------ Input data

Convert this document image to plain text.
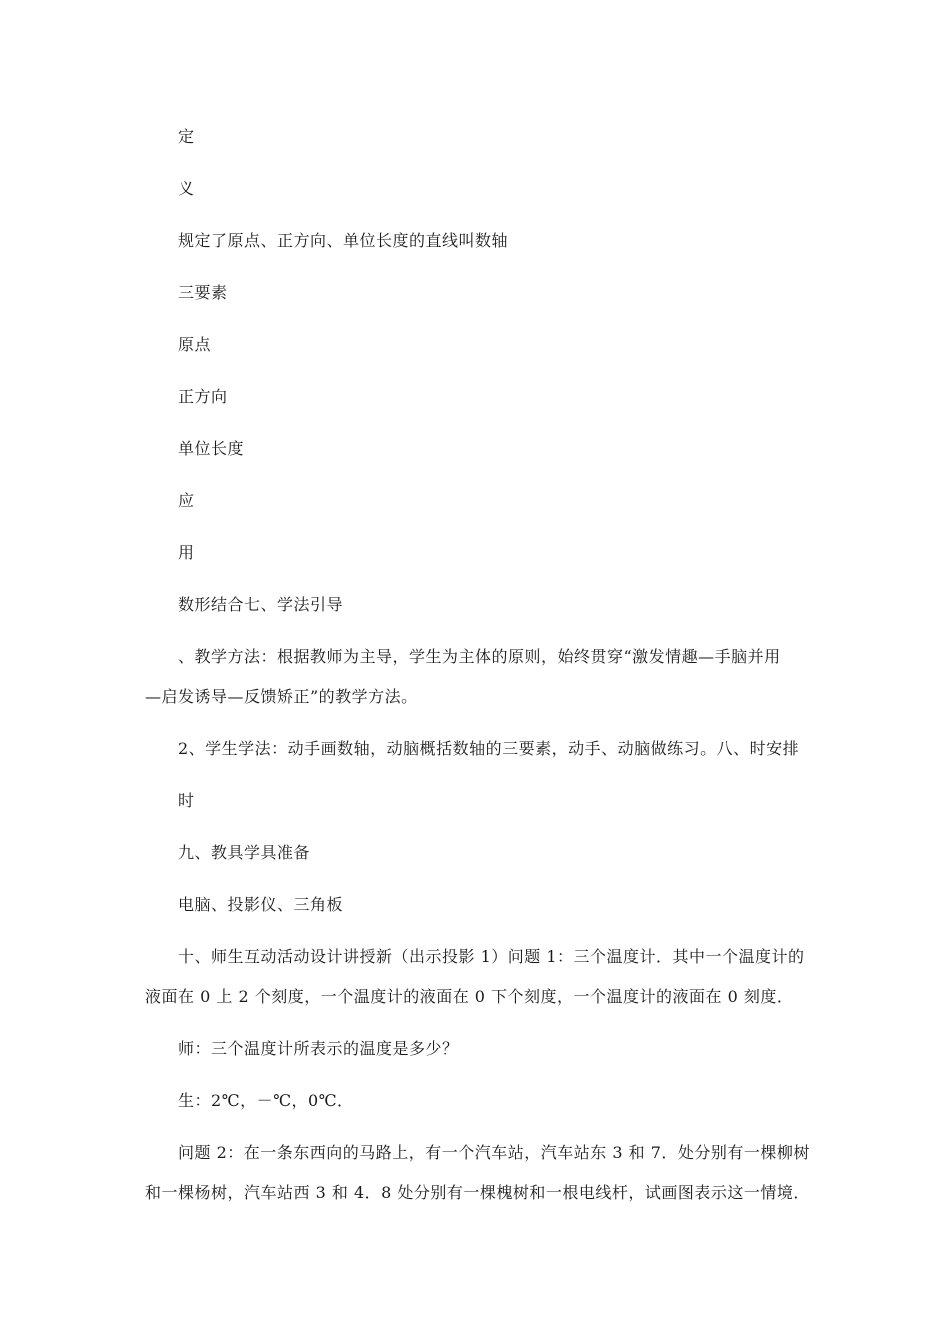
定
义
规定了原点、正方向、单位长度的直线叫数轴
三要素
原点
正方向
单位长度
应
用
数形结合七、学法引导
、教学方法：根据教师为主导，学生为主体的原则，始终贯穿“激发情趣—手脑并用
—启发诱导—反馈矫正”的教学方法。
2、学生学法：动手画数轴，动脑概括数轴的三要素，动手、动脑做练习。八、时安排
时
九、教具学具准备
电脑、投影仪、三角板
十、师生互动活动设计讲授新（出示投影 1）问题 1：三个温度计．其中一个温度计的
液面在 0 上 2 个刻度，一个温度计的液面在 0 下个刻度，一个温度计的液面在 0 刻度．
师：三个温度计所表示的温度是多少？
生：2℃，－℃，0℃．
问题 2：在一条东西向的马路上，有一个汽车站，汽车站东 3 和 7．处分别有一棵柳树
和一棵杨树，汽车站西 3 和 4．8 处分别有一棵槐树和一根电线杆，试画图表示这一情境．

------------

#### Required work
Restate the listing above word for word, and skip the pictures.

#### Completed task
Convert this document image to plain text.
定
义
规定了原点、正方向、单位长度的直线叫数轴
三要素
原点
正方向
单位长度
应
用
数形结合七、学法引导
、教学方法：根据教师为主导，学生为主体的原则，始终贯穿“激发情趣—手脑并用
—启发诱导—反馈矫正”的教学方法。
2、学生学法：动手画数轴，动脑概括数轴的三要素，动手、动脑做练习。八、时安排
时
九、教具学具准备
电脑、投影仪、三角板
十、师生互动活动设计讲授新（出示投影 1）问题 1：三个温度计．其中一个温度计的
液面在 0 上 2 个刻度，一个温度计的液面在 0 下个刻度，一个温度计的液面在 0 刻度．
师：三个温度计所表示的温度是多少？
生：2℃，－℃，0℃．
问题 2：在一条东西向的马路上，有一个汽车站，汽车站东 3 和 7．处分别有一棵柳树
和一棵杨树，汽车站西 3 和 4．8 处分别有一棵槐树和一根电线杆，试画图表示这一情境．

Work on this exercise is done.